▶ _Exercise objective_
In the data below, find every line that has the string "Vertical", and copy it.

## BEGIN Input

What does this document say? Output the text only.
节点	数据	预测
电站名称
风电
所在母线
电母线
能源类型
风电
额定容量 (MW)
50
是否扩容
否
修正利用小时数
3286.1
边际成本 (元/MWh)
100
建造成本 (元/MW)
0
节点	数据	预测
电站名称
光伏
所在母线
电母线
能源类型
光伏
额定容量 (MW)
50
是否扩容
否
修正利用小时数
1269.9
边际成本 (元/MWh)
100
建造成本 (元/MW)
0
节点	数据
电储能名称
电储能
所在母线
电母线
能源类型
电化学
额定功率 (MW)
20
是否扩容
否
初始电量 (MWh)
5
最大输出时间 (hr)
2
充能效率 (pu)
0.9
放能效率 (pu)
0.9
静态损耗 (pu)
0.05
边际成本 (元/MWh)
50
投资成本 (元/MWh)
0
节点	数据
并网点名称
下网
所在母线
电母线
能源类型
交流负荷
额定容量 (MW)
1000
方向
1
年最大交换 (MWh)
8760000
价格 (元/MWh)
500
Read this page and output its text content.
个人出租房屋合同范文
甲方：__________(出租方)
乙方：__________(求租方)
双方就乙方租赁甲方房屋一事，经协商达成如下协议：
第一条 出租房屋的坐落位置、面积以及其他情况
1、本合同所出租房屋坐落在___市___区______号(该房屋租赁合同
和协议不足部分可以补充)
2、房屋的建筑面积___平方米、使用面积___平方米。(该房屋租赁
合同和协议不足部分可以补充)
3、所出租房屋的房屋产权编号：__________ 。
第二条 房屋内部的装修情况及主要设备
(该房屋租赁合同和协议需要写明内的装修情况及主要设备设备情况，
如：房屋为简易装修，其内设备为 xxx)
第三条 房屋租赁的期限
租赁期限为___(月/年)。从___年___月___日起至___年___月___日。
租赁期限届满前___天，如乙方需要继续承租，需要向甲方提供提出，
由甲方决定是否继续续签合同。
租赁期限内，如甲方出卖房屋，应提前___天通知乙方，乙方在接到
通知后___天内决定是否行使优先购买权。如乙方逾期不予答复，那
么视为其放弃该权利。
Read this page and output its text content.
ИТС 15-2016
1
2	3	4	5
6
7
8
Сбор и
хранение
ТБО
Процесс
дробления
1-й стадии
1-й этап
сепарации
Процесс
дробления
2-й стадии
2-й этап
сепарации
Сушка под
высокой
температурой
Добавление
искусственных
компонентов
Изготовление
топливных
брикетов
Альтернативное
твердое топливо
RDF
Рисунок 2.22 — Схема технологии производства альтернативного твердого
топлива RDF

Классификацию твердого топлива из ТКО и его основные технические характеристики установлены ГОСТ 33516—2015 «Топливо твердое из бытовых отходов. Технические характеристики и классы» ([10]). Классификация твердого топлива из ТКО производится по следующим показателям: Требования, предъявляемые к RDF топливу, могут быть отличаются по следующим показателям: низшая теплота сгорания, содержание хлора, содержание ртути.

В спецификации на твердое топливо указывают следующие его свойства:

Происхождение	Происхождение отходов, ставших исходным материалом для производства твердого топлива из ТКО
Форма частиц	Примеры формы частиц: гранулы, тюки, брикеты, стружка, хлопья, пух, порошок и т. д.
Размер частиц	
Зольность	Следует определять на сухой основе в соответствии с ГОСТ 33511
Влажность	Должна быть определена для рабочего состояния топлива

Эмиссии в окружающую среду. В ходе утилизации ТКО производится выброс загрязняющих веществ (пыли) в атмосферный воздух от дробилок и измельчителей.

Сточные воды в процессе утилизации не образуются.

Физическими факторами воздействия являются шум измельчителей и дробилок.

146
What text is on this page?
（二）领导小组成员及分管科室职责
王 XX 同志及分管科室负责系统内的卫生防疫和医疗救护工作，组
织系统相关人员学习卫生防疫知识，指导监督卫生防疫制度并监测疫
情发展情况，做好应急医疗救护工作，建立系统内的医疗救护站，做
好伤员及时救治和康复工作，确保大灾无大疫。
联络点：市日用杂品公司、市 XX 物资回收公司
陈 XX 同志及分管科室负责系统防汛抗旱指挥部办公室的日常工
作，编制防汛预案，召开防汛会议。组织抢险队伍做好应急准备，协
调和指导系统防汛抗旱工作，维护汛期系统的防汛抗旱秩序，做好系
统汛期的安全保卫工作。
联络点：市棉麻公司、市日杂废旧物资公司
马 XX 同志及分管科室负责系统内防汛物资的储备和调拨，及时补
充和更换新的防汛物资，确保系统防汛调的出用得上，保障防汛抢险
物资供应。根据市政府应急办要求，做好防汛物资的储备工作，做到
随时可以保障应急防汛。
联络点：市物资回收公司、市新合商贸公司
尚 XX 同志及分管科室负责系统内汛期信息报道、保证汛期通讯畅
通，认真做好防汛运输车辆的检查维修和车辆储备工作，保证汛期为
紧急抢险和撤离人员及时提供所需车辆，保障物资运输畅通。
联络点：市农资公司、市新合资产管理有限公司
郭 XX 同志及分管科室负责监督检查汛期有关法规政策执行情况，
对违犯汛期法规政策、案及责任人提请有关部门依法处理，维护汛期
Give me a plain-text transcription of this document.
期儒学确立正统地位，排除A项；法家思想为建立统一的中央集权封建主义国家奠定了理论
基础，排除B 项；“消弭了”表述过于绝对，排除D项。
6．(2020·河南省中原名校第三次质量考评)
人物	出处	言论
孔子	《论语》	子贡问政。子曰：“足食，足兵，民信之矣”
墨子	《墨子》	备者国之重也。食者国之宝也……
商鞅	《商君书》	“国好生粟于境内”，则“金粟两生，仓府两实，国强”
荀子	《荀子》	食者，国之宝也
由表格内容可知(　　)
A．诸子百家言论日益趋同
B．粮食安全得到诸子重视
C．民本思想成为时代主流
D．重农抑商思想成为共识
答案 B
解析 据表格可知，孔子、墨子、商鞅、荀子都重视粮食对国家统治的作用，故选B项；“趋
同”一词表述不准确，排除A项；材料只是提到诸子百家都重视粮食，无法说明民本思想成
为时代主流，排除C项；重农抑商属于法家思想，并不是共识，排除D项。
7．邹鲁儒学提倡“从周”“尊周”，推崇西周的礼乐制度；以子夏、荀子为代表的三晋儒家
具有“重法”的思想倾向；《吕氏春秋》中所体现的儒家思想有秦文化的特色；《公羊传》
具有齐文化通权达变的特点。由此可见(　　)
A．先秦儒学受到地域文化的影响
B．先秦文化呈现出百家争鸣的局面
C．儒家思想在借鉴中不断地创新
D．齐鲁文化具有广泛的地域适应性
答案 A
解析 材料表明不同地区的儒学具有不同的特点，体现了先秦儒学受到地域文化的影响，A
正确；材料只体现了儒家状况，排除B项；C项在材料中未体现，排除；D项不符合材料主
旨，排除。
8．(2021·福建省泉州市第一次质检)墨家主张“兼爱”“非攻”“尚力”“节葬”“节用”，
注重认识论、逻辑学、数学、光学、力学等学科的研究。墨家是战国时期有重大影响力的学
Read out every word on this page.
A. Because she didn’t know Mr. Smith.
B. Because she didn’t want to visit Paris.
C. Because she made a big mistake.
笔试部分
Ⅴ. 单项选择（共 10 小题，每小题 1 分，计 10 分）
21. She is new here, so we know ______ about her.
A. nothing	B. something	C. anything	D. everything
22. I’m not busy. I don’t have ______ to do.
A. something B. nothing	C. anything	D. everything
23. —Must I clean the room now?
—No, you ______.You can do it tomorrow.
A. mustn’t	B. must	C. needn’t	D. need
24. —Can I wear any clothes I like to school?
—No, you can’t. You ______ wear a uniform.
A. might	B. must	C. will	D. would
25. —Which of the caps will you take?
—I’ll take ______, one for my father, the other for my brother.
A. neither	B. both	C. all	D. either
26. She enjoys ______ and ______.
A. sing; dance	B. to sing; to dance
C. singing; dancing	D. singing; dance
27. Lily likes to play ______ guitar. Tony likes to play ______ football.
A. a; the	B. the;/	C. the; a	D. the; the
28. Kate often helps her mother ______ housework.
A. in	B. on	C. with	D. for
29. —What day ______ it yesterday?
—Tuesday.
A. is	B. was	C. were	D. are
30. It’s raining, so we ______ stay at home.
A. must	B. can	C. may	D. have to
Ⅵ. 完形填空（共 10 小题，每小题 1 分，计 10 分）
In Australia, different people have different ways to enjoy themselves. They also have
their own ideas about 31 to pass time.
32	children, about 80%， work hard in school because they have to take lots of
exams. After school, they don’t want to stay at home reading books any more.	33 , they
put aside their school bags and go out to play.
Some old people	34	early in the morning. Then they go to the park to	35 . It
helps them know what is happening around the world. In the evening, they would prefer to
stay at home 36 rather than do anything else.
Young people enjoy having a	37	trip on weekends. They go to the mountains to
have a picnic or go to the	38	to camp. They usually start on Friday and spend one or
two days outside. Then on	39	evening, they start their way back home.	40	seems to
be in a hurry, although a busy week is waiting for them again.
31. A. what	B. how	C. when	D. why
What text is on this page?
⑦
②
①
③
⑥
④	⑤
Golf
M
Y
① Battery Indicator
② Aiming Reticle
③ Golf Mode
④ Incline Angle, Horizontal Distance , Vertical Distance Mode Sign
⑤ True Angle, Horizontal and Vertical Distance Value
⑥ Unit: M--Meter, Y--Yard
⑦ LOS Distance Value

## END Input

▶ _Solution to this exercise_
④ Incline Angle, Horizontal Distance , Vertical Distance Mode Sign
⑤ True Angle, Horizontal and Vertical Distance Value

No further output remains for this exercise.